* _What is needed_:
Locate and copy all lines bearing the word "διατάξεις".

══ Data shown

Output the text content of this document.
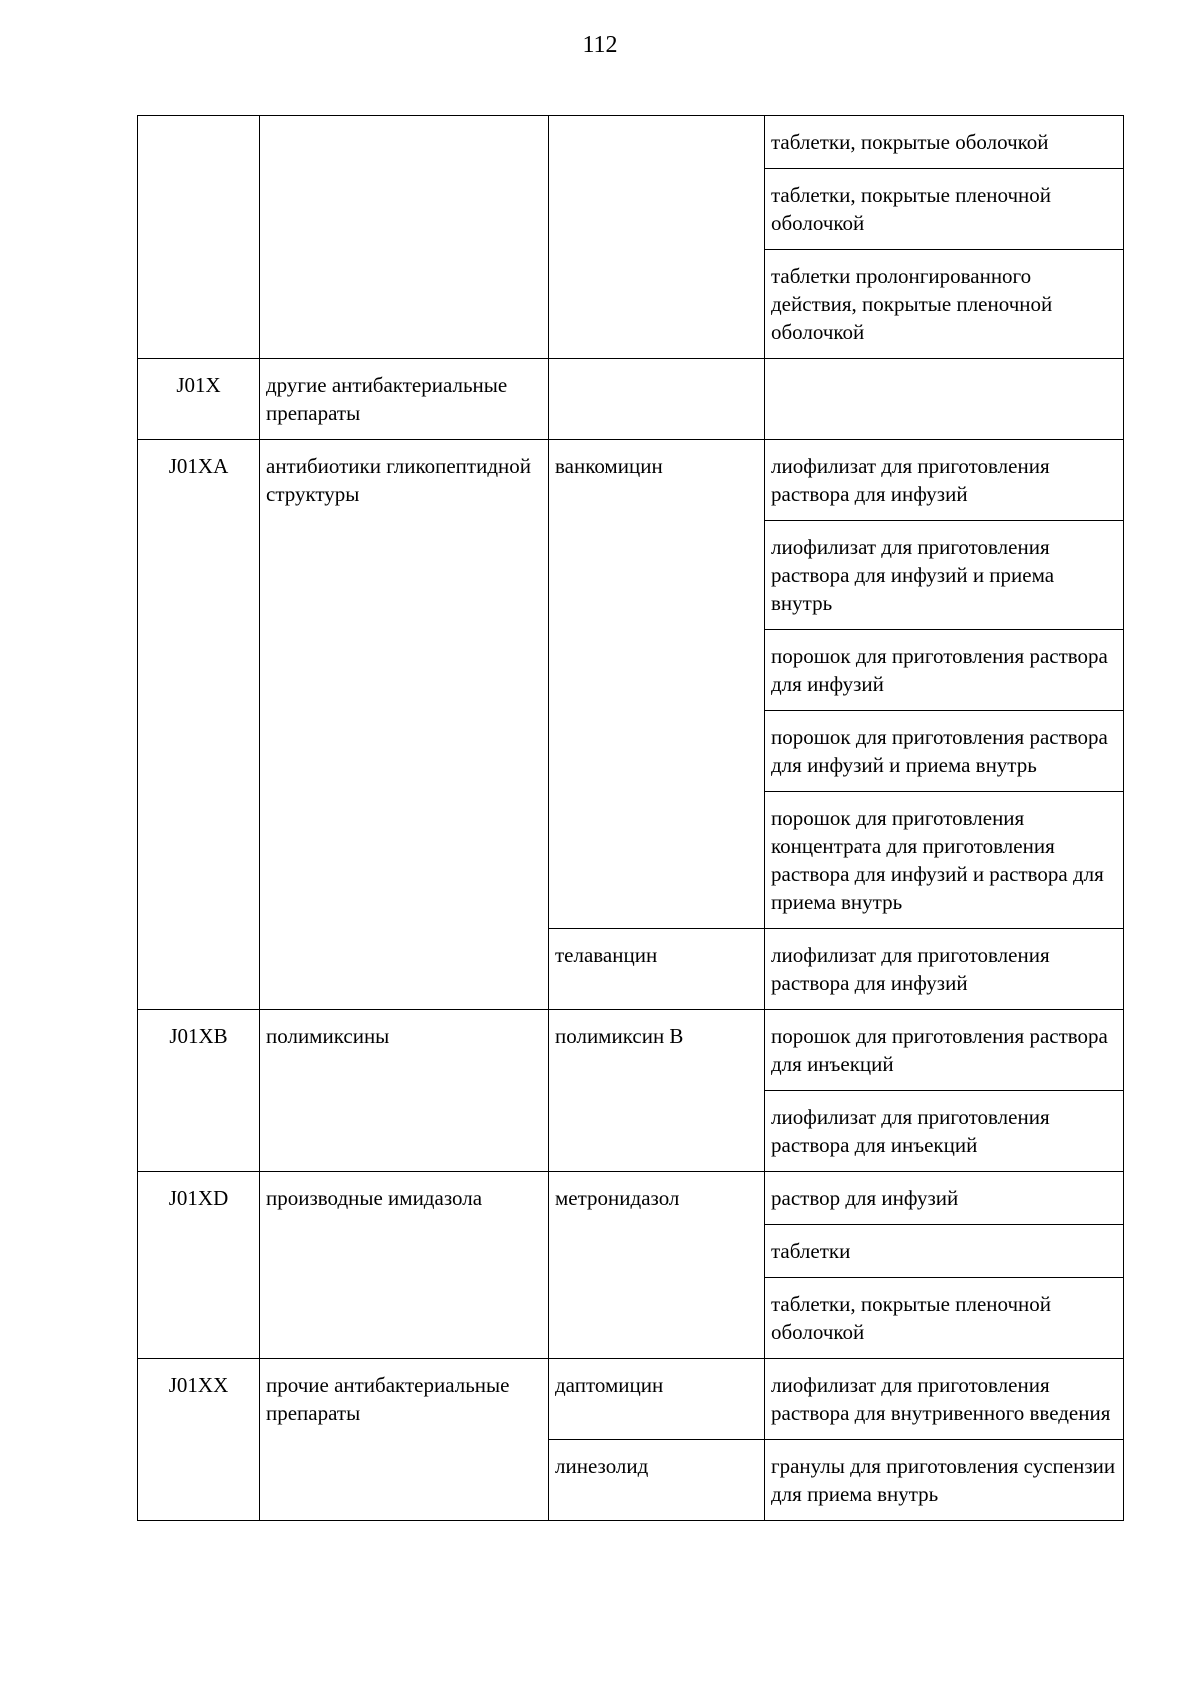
112
			таблетки, покрытые оболочкой
			таблетки, покрытые пленочной оболочкой
			таблетки пролонгированного действия, покрытые пленочной оболочкой
J01X	другие антибактериальные препараты		
J01XA	антибиотики гликопептидной структуры	ванкомицин	лиофилизат для приготовления раствора для инфузий
			лиофилизат для приготовления раствора для инфузий и приема внутрь
			порошок для приготовления раствора для инфузий
			порошок для приготовления раствора для инфузий и приема внутрь
			порошок для приготовления концентрата для приготовления раствора для инфузий и раствора для приема внутрь
		телаванцин	лиофилизат для приготовления раствора для инфузий
J01XB	полимиксины	полимиксин B	порошок для приготовления раствора для инъекций
			лиофилизат для приготовления раствора для инъекций
J01XD	производные имидазола	метронидазол	раствор для инфузий
			таблетки
			таблетки, покрытые пленочной оболочкой
J01XX	прочие антибактериальные препараты	даптомицин	лиофилизат для приготовления раствора для внутривенного введения
		линезолид	гранулы для приготовления суспензии для приема внутрь
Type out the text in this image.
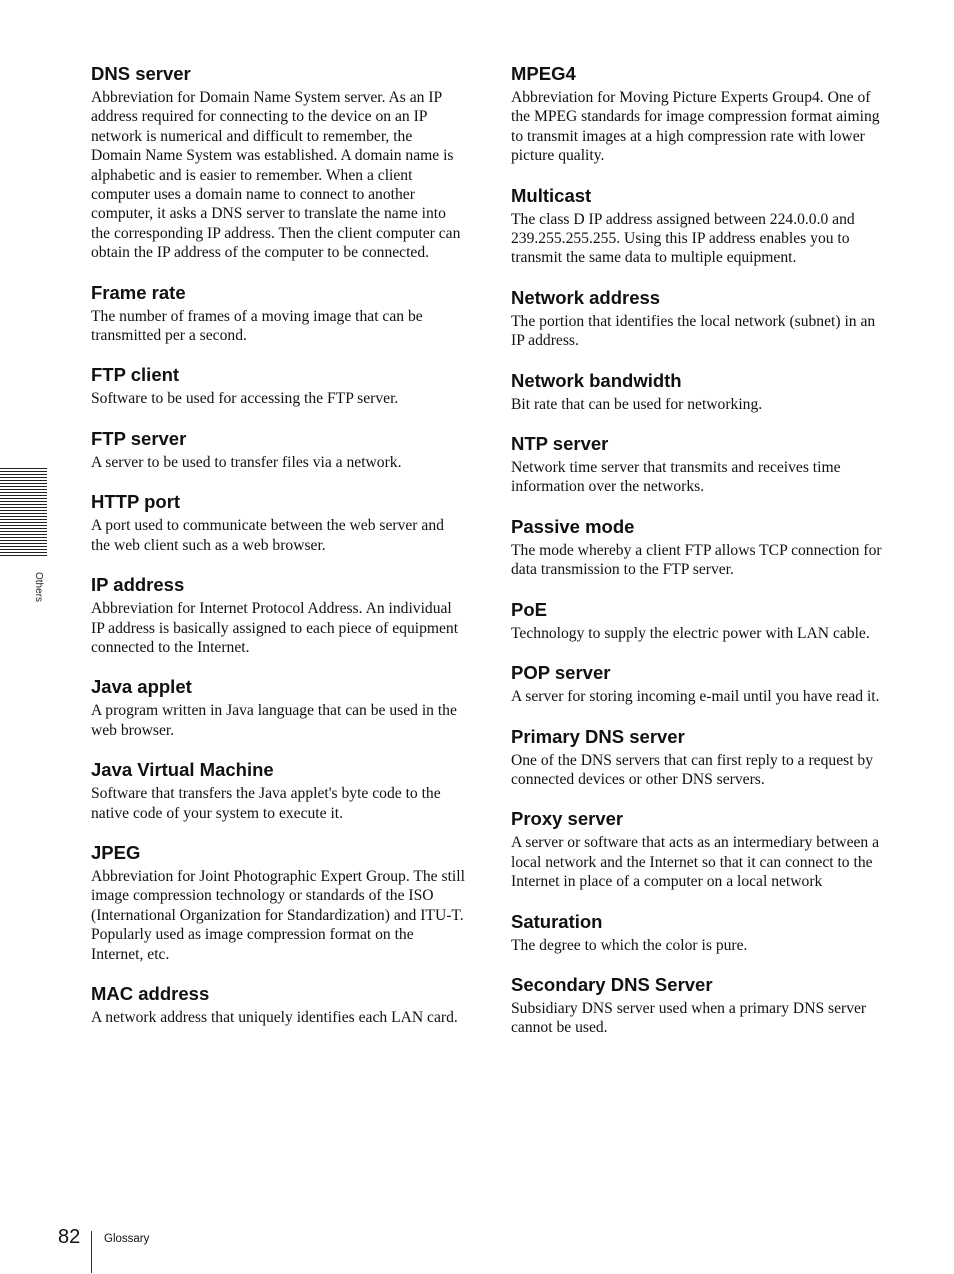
Others
DNS server

Abbreviation for Domain Name System server. As an IP address required for connecting to the device on an IP network is numerical and difficult to remember, the Domain Name System was established. A domain name is alphabetic and is easier to remember. When a client computer uses a domain name to connect to another computer, it asks a DNS server to translate the name into the corresponding IP address. Then the client computer can obtain the IP address of the computer to be connected.

Frame rate

The number of frames of a moving image that can be transmitted per a second.

FTP client

Software to be used for accessing the FTP server.

FTP server

A server to be used to transfer files via a network.

HTTP port

A port used to communicate between the web server and the web client such as a web browser.

IP address

Abbreviation for Internet Protocol Address. An individual IP address is basically assigned to each piece of equipment connected to the Internet.

Java applet

A program written in Java language that can be used in the web browser.

Java Virtual Machine

Software that transfers the Java applet's byte code to the native code of your system to execute it.

JPEG

Abbreviation for Joint Photographic Expert Group. The still image compression technology or standards of the ISO (International Organization for Standardization) and ITU-T. Popularly used as image compression format on the Internet, etc.

MAC address

A network address that uniquely identifies each LAN card.

MPEG4

Abbreviation for Moving Picture Experts Group4. One of the MPEG standards for image compression format aiming to transmit images at a high compression rate with lower picture quality.

Multicast

The class D IP address assigned between 224.0.0.0 and 239.255.255.255. Using this IP address enables you to transmit the same data to multiple equipment.

Network address

The portion that identifies the local network (subnet) in an IP address.

Network bandwidth

Bit rate that can be used for networking.

NTP server

Network time server that transmits and receives time information over the networks.

Passive mode

The mode whereby a client FTP allows TCP connection for data transmission to the FTP server.

PoE

Technology to supply the electric power with LAN cable.

POP server

A server for storing incoming e-mail until you have read it.

Primary DNS server

One of the DNS servers that can first reply to a request by connected devices or other DNS servers.

Proxy server

A server or software that acts as an intermediary between a local network and the Internet so that it can connect to the Internet in place of a computer on a local network

Saturation

The degree to which the color is pure.

Secondary DNS Server

Subsidiary DNS server used when a primary DNS server cannot be used.

82 Glossary
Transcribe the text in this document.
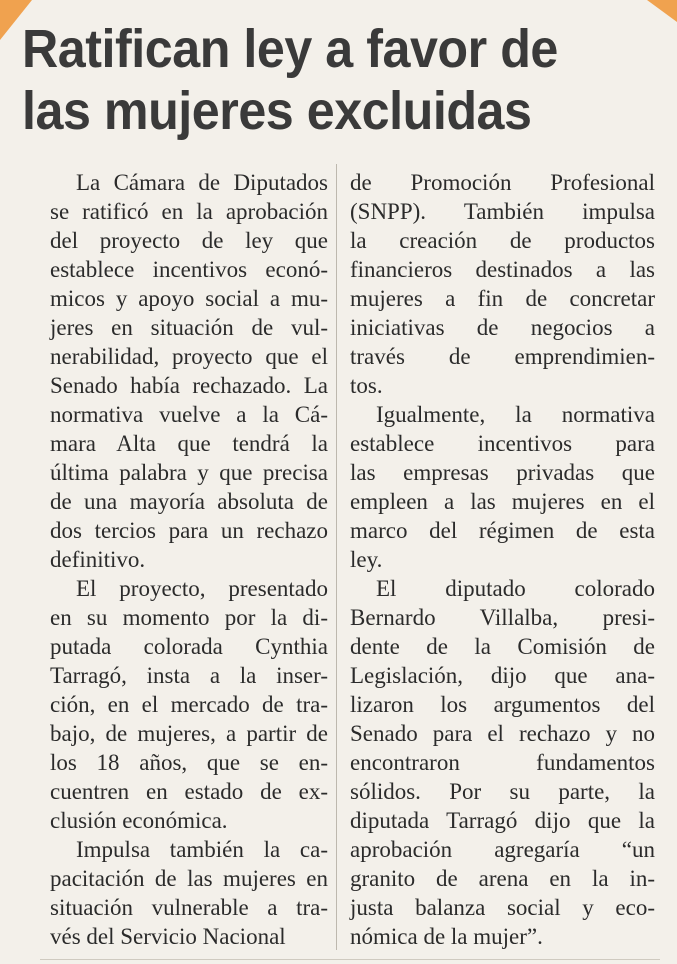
Ratifican ley a favor de
las mujeres excluidas

La Cámara de Diputados
se ratificó en la aprobación
del proyecto de ley que
establece incentivos econó-
micos y apoyo social a mu-
jeres en situación de vul-
nerabilidad, proyecto que el
Senado había rechazado. La
normativa vuelve a la Cá-
mara Alta que tendrá la
última palabra y que precisa
de una mayoría absoluta de
dos tercios para un rechazo
definitivo.

El proyecto, presentado
en su momento por la di-
putada colorada Cynthia
Tarragó, insta a la inser-
ción, en el mercado de tra-
bajo, de mujeres, a partir de
los 18 años, que se en-
cuentren en estado de ex-
clusión económica.

Impulsa también la ca-
pacitación de las mujeres en
situación vulnerable a tra-
vés del Servicio Nacional

de Promoción Profesional
(SNPP). También impulsa
la creación de productos
financieros destinados a las
mujeres a fin de concretar
iniciativas de negocios a
través de emprendimien-
tos.

Igualmente, la normativa
establece incentivos para
las empresas privadas que
empleen a las mujeres en el
marco del régimen de esta
ley.

El diputado colorado
Bernardo Villalba, presi-
dente de la Comisión de
Legislación, dijo que ana-
lizaron los argumentos del
Senado para el rechazo y no
encontraron fundamentos
sólidos. Por su parte, la
diputada Tarragó dijo que la
aprobación agregaría “un
granito de arena en la in-
justa balanza social y eco-
nómica de la mujer”.
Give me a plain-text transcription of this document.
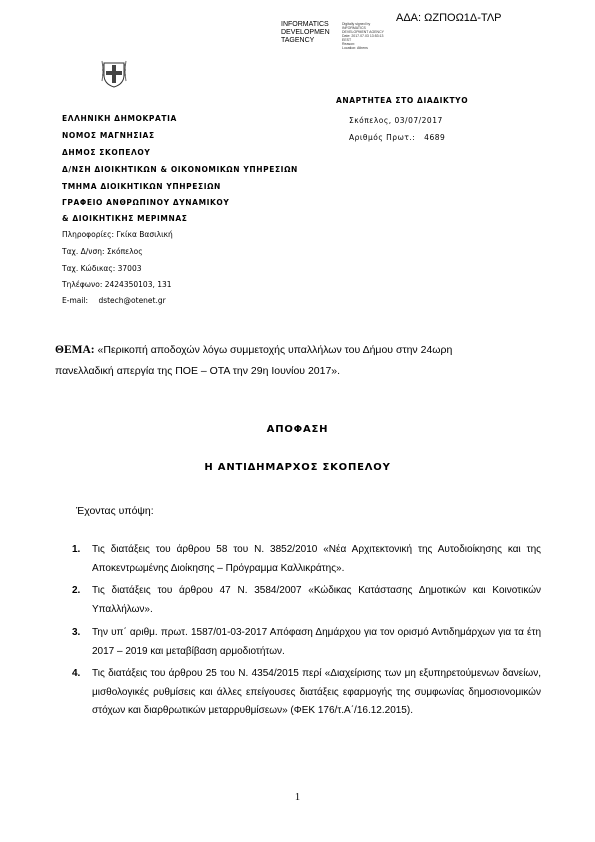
ΑΔΑ: ΩΖΠΟΩ1Δ-ΤΛΡ
INFORMATICS
DEVELOPMEN
TAGENCY
Digitally signed by
INFORMATICS
DEVELOPMENT AGENCY
Date: 2017.07.03 13:53:13
EEST
Reason:
Location: Athens
ΑΝΑΡΤΗΤΕΑ ΣΤΟ ΔΙΑΔΙΚΤΥΟ
ΕΛΛΗΝΙΚΗ ΔΗΜΟΚΡΑΤΙΑ
ΝΟΜΟΣ ΜΑΓΝΗΣΙΑΣ
ΔΗΜΟΣ ΣΚΟΠΕΛΟΥ
Δ/ΝΣΗ ΔΙΟΙΚΗΤΙΚΩΝ & ΟΙΚΟΝΟΜΙΚΩΝ ΥΠΗΡΕΣΙΩΝ
ΤΜΗΜΑ ΔΙΟΙΚΗΤΙΚΩΝ ΥΠΗΡΕΣΙΩΝ
ΓΡΑΦΕΙΟ ΑΝΘΡΩΠΙΝΟΥ ΔΥΝΑΜΙΚΟΥ
& ΔΙΟΙΚΗΤΙΚΗΣ ΜΕΡΙΜΝΑΣ
Σκόπελος, 03/07/2017
Αριθμός Πρωτ.: 4689
Πληροφορίες: Γκίκα Βασιλική
Ταχ. Δ/νση: Σκόπελος
Ταχ. Κώδικας: 37003
Τηλέφωνο: 2424350103, 131
E-mail: dstech@otenet.gr
ΘΕΜΑ: «Περικοπή αποδοχών λόγω συμμετοχής υπαλλήλων του Δήμου στην 24ωρη
πανελλαδική απεργία της ΠΟΕ – ΟΤΑ την 29η Ιουνίου 2017».
ΑΠΟΦΑΣΗ
Η ΑΝΤΙΔΗΜΑΡΧΟΣ ΣΚΟΠΕΛΟΥ
Έχοντας υπόψη:
1.	Τις διατάξεις του άρθρου 58 του Ν. 3852/2010 «Νέα Αρχιτεκτονική της Αυτοδιοίκησης και της Αποκεντρωμένης Διοίκησης – Πρόγραμμα Καλλικράτης».
2.	Τις διατάξεις του άρθρου 47 Ν. 3584/2007 «Κώδικας Κατάστασης Δημοτικών και Κοινοτικών Υπαλλήλων».
3.	Την υπ΄ αριθμ. πρωτ. 1587/01-03-2017 Απόφαση Δημάρχου για τον ορισμό Αντιδημάρχων για τα έτη 2017 – 2019 και μεταβίβαση αρμοδιοτήτων.
4.	Τις διατάξεις του άρθρου 25 του Ν. 4354/2015 περί «Διαχείρισης των μη εξυπηρετούμενων δανείων, μισθολογικές ρυθμίσεις και άλλες επείγουσες διατάξεις εφαρμογής της συμφωνίας δημοσιονομικών στόχων και διαρθρωτικών μεταρρυθμίσεων» (ΦΕΚ 176/τ.Α΄/16.12.2015).
1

════

* _Response to the task_:
1.	Τις διατάξεις του άρθρου 58 του Ν. 3852/2010 «Νέα Αρχιτεκτονική της Αυτοδιοίκησης και της Αποκεντρωμένης Διοίκησης – Πρόγραμμα Καλλικράτης».
2.	Τις διατάξεις του άρθρου 47 Ν. 3584/2007 «Κώδικας Κατάστασης Δημοτικών και Κοινοτικών Υπαλλήλων».
4.	Τις διατάξεις του άρθρου 25 του Ν. 4354/2015 περί «Διαχείρισης των μη εξυπηρετούμενων δανείων, μισθολογικές ρυθμίσεις και άλλες επείγουσες διατάξεις εφαρμογής της συμφωνίας δημοσιονομικών στόχων και διαρθρωτικών μεταρρυθμίσεων» (ΦΕΚ 176/τ.Α΄/16.12.2015).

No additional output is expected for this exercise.